RECORDS SHOWN –
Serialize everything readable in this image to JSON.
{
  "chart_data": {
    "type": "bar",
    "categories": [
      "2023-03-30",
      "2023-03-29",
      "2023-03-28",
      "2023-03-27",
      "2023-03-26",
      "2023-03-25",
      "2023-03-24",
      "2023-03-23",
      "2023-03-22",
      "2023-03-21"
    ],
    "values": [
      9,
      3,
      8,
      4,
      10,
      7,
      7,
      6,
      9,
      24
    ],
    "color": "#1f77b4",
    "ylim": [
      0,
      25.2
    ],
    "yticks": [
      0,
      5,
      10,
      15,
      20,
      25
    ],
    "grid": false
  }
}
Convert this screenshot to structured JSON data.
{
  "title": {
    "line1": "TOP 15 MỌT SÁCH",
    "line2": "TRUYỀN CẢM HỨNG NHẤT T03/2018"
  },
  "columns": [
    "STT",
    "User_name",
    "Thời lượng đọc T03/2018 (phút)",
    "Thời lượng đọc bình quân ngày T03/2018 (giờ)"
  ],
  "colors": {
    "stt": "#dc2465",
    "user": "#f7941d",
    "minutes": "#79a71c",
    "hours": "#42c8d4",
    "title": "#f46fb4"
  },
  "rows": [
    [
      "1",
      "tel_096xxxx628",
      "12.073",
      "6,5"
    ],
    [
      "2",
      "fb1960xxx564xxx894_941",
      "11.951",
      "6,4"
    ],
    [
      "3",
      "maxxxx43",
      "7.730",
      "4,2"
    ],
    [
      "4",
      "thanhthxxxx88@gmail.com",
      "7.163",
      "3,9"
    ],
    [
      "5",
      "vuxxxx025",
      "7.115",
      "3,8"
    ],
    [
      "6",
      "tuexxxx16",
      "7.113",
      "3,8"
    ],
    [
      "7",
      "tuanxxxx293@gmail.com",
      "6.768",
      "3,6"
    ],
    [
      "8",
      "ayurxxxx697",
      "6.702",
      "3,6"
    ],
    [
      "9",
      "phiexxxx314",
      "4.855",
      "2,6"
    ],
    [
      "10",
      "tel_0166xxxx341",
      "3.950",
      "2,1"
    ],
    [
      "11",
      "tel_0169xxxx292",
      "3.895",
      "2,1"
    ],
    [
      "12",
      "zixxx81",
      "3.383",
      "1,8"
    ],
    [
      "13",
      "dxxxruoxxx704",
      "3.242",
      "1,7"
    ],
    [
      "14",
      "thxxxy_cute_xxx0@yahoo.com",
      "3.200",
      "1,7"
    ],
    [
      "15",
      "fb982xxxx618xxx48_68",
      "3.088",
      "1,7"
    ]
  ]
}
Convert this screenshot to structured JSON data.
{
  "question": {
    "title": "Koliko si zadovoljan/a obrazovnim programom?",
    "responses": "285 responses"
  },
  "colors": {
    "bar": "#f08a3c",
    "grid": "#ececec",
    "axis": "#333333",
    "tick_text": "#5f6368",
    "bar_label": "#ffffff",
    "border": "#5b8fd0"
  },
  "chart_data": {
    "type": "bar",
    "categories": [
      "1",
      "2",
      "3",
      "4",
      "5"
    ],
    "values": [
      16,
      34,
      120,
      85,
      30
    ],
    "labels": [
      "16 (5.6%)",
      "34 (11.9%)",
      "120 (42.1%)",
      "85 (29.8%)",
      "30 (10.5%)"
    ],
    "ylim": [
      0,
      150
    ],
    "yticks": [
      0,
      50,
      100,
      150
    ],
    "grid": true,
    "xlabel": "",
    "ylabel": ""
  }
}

EXERCISE AIM – Isolate the lines that hold the word "Thời" and copy all of them.

ANSWER TO THIS PROBLEM –
    "Thời lượng đọc T03/2018 (phút)",
    "Thời lượng đọc bình quân ngày T03/2018 (giờ)"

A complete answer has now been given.